#### What is required:
Quote all entries exactly, leaving pictures aside.

#### Provided information:
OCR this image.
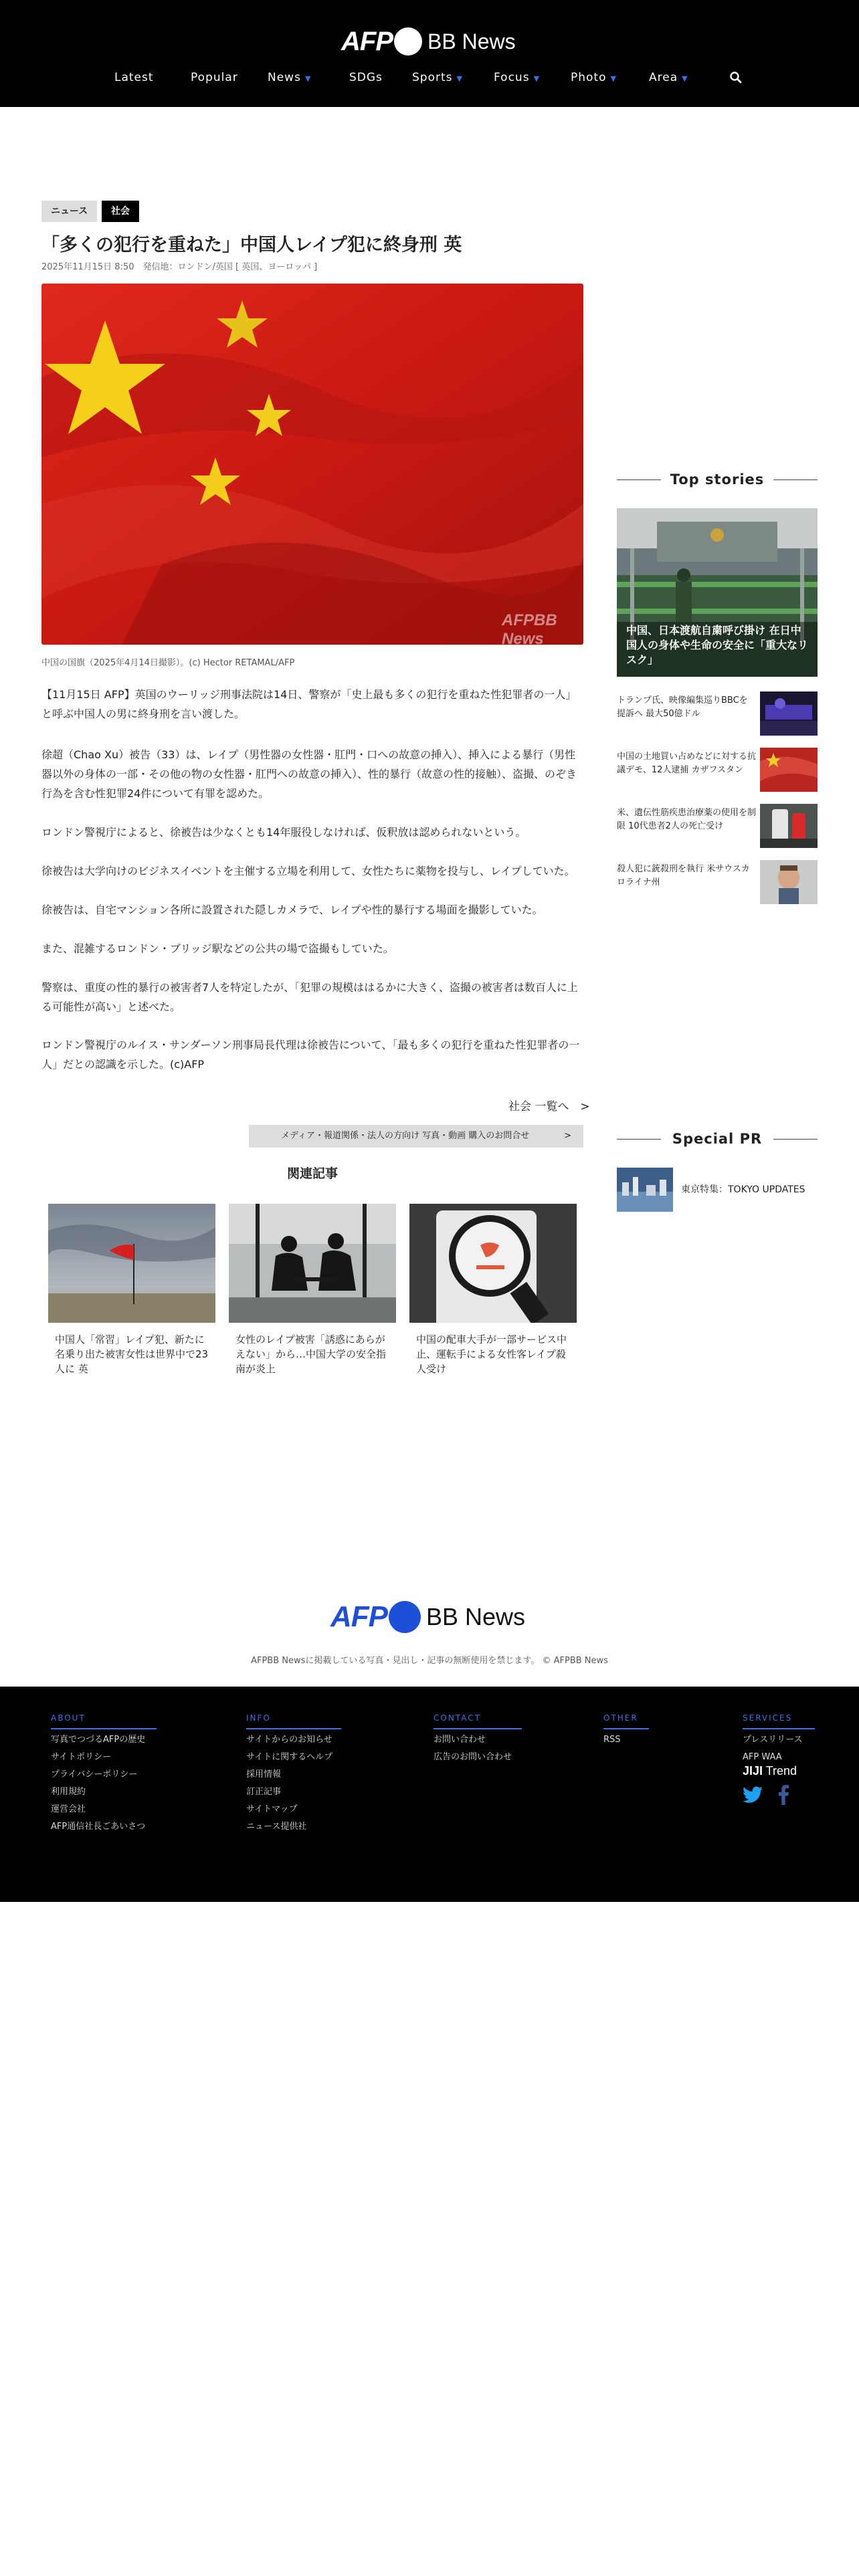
AFP BB News
Latest	Popular	News ▼	SDGs	Sports ▼	Focus ▼	Photo ▼	Area ▼
ニュース	社会
「多くの犯行を重ねた」中国人レイプ犯に終身刑 英
2025年11月15日 8:50　発信地：ロンドン/英国 [ 英国、ヨーロッパ ]
AFPBB News
中国の国旗（2025年4月14日撮影）。(c) Hector RETAMAL/AFP

【11月15日 AFP】英国のウーリッジ刑事法院は14日、警察が「史上最も多くの犯行を重ねた性犯罪者の一人」と呼ぶ中国人の男に終身刑を言い渡した。

徐超（Chao Xu）被告（33）は、レイプ（男性器の女性器・肛門・口への故意の挿入）、挿入による暴行（男性器以外の身体の一部・その他の物の女性器・肛門への故意の挿入）、性的暴行（故意の性的接触）、盗撮、のぞき行為を含む性犯罪24件について有罪を認めた。

ロンドン警視庁によると、徐被告は少なくとも14年服役しなければ、仮釈放は認められないという。

徐被告は大学向けのビジネスイベントを主催する立場を利用して、女性たちに薬物を投与し、レイプしていた。

徐被告は、自宅マンション各所に設置された隠しカメラで、レイプや性的暴行する場面を撮影していた。

また、混雑するロンドン・ブリッジ駅などの公共の場で盗撮もしていた。

警察は、重度の性的暴行の被害者7人を特定したが、「犯罪の規模ははるかに大きく、盗撮の被害者は数百人に上る可能性が高い」と述べた。

ロンドン警視庁のルイス・サンダーソン刑事局長代理は徐被告について、「最も多くの犯行を重ねた性犯罪者の一人」だとの認識を示した。(c)AFP

社会 一覧へ　>
メディア・報道関係・法人の方向け 写真・動画 購入のお問合せ	>
関連記事
中国人「常習」レイプ犯、新たに名乗り出た被害女性は世界中で23人に 英
女性のレイプ被害「誘惑にあらがえない」から…中国大学の安全指南が炎上
中国の配車大手が一部サービス中止、運転手による女性客レイプ殺人受け
Top stories
中国、日本渡航自粛呼び掛け 在日中国人の身体や生命の安全に「重大なリスク」
トランプ氏、映像編集巡りBBCを提訴へ 最大50億ドル
中国の土地買い占めなどに対する抗議デモ、12人逮捕 カザフスタン
米、遺伝性筋疾患治療薬の使用を制限 10代患者2人の死亡受け
殺人犯に銃殺刑を執行 米サウスカロライナ州
Special PR
東京特集：TOKYO UPDATES
AFP BB News
AFPBB Newsに掲載している写真・見出し・記事の無断使用を禁じます。 © AFPBB News
ABOUT
写真でつづるAFPの歴史
サイトポリシー
プライバシーポリシー
利用規約
運営会社
AFP通信社長ごあいさつ
INFO
サイトからのお知らせ
サイトに関するヘルプ
採用情報
訂正記事
サイトマップ
ニュース提供社
CONTACT
お問い合わせ
広告のお問い合わせ
OTHER
RSS
SERVICES
プレスリリース
AFP WAA
JIJI Trend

#### Complete answer:
OCR this image.
AFP BB News
Latest	Popular	News ▼	SDGs	Sports ▼	Focus ▼	Photo ▼	Area ▼
ニュース	社会
「多くの犯行を重ねた」中国人レイプ犯に終身刑 英
2025年11月15日 8:50　発信地：ロンドン/英国 [ 英国、ヨーロッパ ]
AFPBB News
中国の国旗（2025年4月14日撮影）。(c) Hector RETAMAL/AFP

【11月15日 AFP】英国のウーリッジ刑事法院は14日、警察が「史上最も多くの犯行を重ねた性犯罪者の一人」と呼ぶ中国人の男に終身刑を言い渡した。

徐超（Chao Xu）被告（33）は、レイプ（男性器の女性器・肛門・口への故意の挿入）、挿入による暴行（男性器以外の身体の一部・その他の物の女性器・肛門への故意の挿入）、性的暴行（故意の性的接触）、盗撮、のぞき行為を含む性犯罪24件について有罪を認めた。

ロンドン警視庁によると、徐被告は少なくとも14年服役しなければ、仮釈放は認められないという。

徐被告は大学向けのビジネスイベントを主催する立場を利用して、女性たちに薬物を投与し、レイプしていた。

徐被告は、自宅マンション各所に設置された隠しカメラで、レイプや性的暴行する場面を撮影していた。

また、混雑するロンドン・ブリッジ駅などの公共の場で盗撮もしていた。

警察は、重度の性的暴行の被害者7人を特定したが、「犯罪の規模ははるかに大きく、盗撮の被害者は数百人に上る可能性が高い」と述べた。

ロンドン警視庁のルイス・サンダーソン刑事局長代理は徐被告について、「最も多くの犯行を重ねた性犯罪者の一人」だとの認識を示した。(c)AFP

社会 一覧へ　>
メディア・報道関係・法人の方向け 写真・動画 購入のお問合せ	>
関連記事
中国人「常習」レイプ犯、新たに名乗り出た被害女性は世界中で23人に 英
女性のレイプ被害「誘惑にあらがえない」から…中国大学の安全指南が炎上
中国の配車大手が一部サービス中止、運転手による女性客レイプ殺人受け
Top stories
中国、日本渡航自粛呼び掛け 在日中国人の身体や生命の安全に「重大なリスク」
トランプ氏、映像編集巡りBBCを提訴へ 最大50億ドル
中国の土地買い占めなどに対する抗議デモ、12人逮捕 カザフスタン
米、遺伝性筋疾患治療薬の使用を制限 10代患者2人の死亡受け
殺人犯に銃殺刑を執行 米サウスカロライナ州
Special PR
東京特集：TOKYO UPDATES
AFP BB News
AFPBB Newsに掲載している写真・見出し・記事の無断使用を禁じます。 © AFPBB News
ABOUT
写真でつづるAFPの歴史
サイトポリシー
プライバシーポリシー
利用規約
運営会社
AFP通信社長ごあいさつ
INFO
サイトからのお知らせ
サイトに関するヘルプ
採用情報
訂正記事
サイトマップ
ニュース提供社
CONTACT
お問い合わせ
広告のお問い合わせ
OTHER
RSS
SERVICES
プレスリリース
AFP WAA
JIJI Trend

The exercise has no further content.